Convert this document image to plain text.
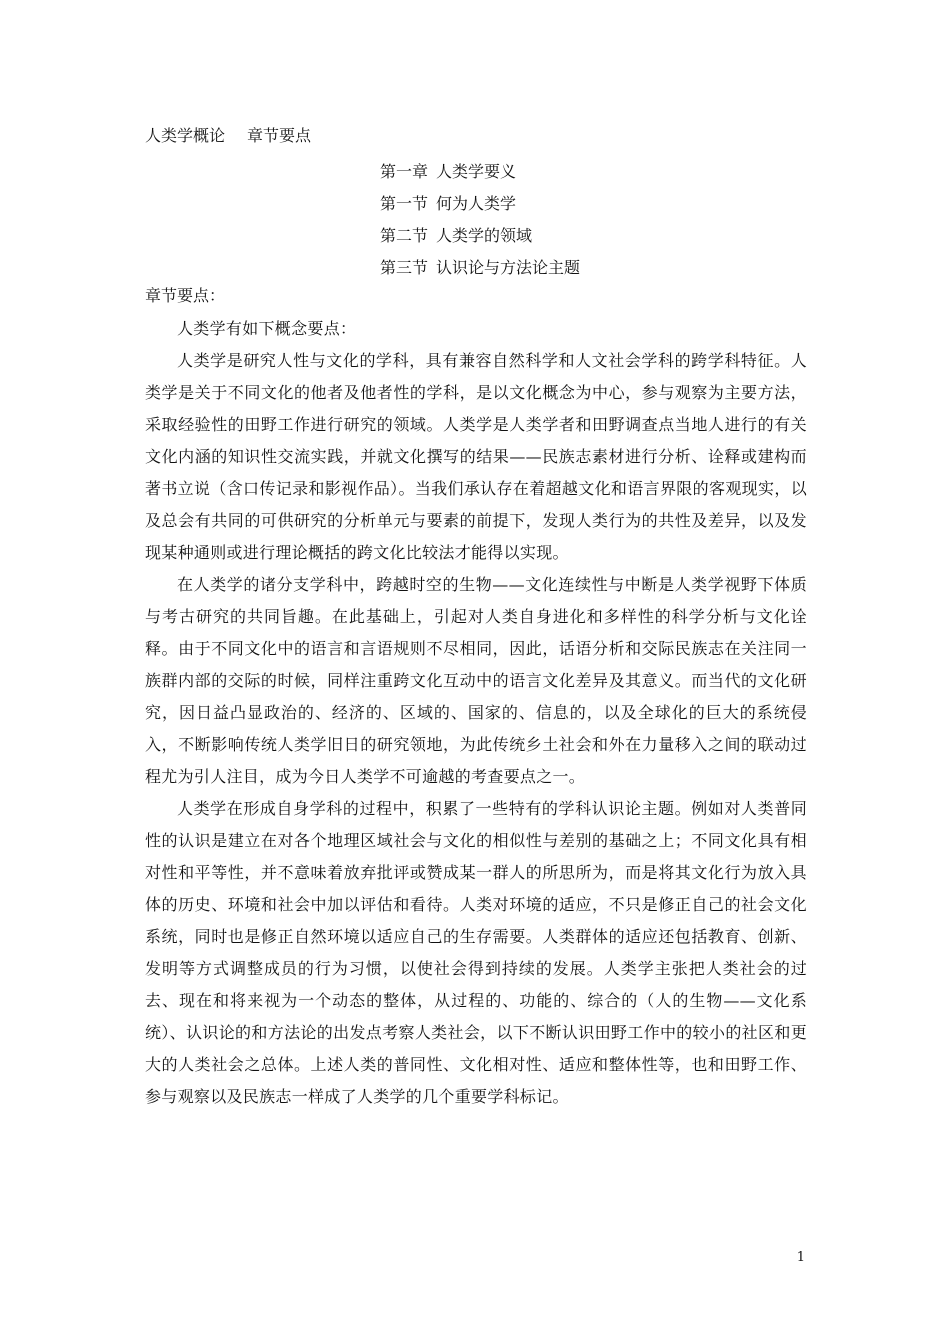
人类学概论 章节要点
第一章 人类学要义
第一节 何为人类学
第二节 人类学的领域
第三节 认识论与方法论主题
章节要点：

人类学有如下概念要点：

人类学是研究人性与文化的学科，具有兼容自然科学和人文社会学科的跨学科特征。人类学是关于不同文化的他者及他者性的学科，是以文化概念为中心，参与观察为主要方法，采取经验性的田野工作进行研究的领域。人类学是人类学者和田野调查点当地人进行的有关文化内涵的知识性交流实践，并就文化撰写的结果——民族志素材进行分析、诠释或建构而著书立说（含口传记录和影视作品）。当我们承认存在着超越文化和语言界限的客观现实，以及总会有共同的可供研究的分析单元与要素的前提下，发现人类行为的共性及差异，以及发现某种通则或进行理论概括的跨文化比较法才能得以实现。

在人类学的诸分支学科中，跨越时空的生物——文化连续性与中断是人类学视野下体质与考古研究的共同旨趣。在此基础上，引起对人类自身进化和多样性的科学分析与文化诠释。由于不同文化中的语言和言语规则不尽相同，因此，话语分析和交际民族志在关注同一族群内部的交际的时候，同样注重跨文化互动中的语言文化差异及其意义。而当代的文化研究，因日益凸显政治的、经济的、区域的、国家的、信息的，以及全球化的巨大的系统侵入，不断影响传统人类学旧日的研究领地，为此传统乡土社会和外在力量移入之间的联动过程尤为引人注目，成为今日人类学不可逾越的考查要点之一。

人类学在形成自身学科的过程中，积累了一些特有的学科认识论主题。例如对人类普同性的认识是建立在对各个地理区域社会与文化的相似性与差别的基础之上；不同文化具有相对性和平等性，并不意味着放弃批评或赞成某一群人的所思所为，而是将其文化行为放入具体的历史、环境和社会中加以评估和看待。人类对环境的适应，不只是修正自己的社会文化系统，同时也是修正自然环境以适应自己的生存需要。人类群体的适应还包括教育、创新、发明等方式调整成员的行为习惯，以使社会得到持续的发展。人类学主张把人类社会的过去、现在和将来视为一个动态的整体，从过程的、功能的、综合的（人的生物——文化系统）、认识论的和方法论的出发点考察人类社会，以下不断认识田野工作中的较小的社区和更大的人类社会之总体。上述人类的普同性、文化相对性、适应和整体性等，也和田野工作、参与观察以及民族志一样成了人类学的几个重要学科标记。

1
——————
GOAL OF THE EXERCISE: Using the records above, retype everything exactly except the pictures.

TASK RESULT:
Convert this document image to plain text.
人类学概论 章节要点
第一章 人类学要义
第一节 何为人类学
第二节 人类学的领域
第三节 认识论与方法论主题
章节要点：

人类学有如下概念要点：

人类学是研究人性与文化的学科，具有兼容自然科学和人文社会学科的跨学科特征。人类学是关于不同文化的他者及他者性的学科，是以文化概念为中心，参与观察为主要方法，采取经验性的田野工作进行研究的领域。人类学是人类学者和田野调查点当地人进行的有关文化内涵的知识性交流实践，并就文化撰写的结果——民族志素材进行分析、诠释或建构而著书立说（含口传记录和影视作品）。当我们承认存在着超越文化和语言界限的客观现实，以及总会有共同的可供研究的分析单元与要素的前提下，发现人类行为的共性及差异，以及发现某种通则或进行理论概括的跨文化比较法才能得以实现。

在人类学的诸分支学科中，跨越时空的生物——文化连续性与中断是人类学视野下体质与考古研究的共同旨趣。在此基础上，引起对人类自身进化和多样性的科学分析与文化诠释。由于不同文化中的语言和言语规则不尽相同，因此，话语分析和交际民族志在关注同一族群内部的交际的时候，同样注重跨文化互动中的语言文化差异及其意义。而当代的文化研究，因日益凸显政治的、经济的、区域的、国家的、信息的，以及全球化的巨大的系统侵入，不断影响传统人类学旧日的研究领地，为此传统乡土社会和外在力量移入之间的联动过程尤为引人注目，成为今日人类学不可逾越的考查要点之一。

人类学在形成自身学科的过程中，积累了一些特有的学科认识论主题。例如对人类普同性的认识是建立在对各个地理区域社会与文化的相似性与差别的基础之上；不同文化具有相对性和平等性，并不意味着放弃批评或赞成某一群人的所思所为，而是将其文化行为放入具体的历史、环境和社会中加以评估和看待。人类对环境的适应，不只是修正自己的社会文化系统，同时也是修正自然环境以适应自己的生存需要。人类群体的适应还包括教育、创新、发明等方式调整成员的行为习惯，以使社会得到持续的发展。人类学主张把人类社会的过去、现在和将来视为一个动态的整体，从过程的、功能的、综合的（人的生物——文化系统）、认识论的和方法论的出发点考察人类社会，以下不断认识田野工作中的较小的社区和更大的人类社会之总体。上述人类的普同性、文化相对性、适应和整体性等，也和田野工作、参与观察以及民族志一样成了人类学的几个重要学科标记。

1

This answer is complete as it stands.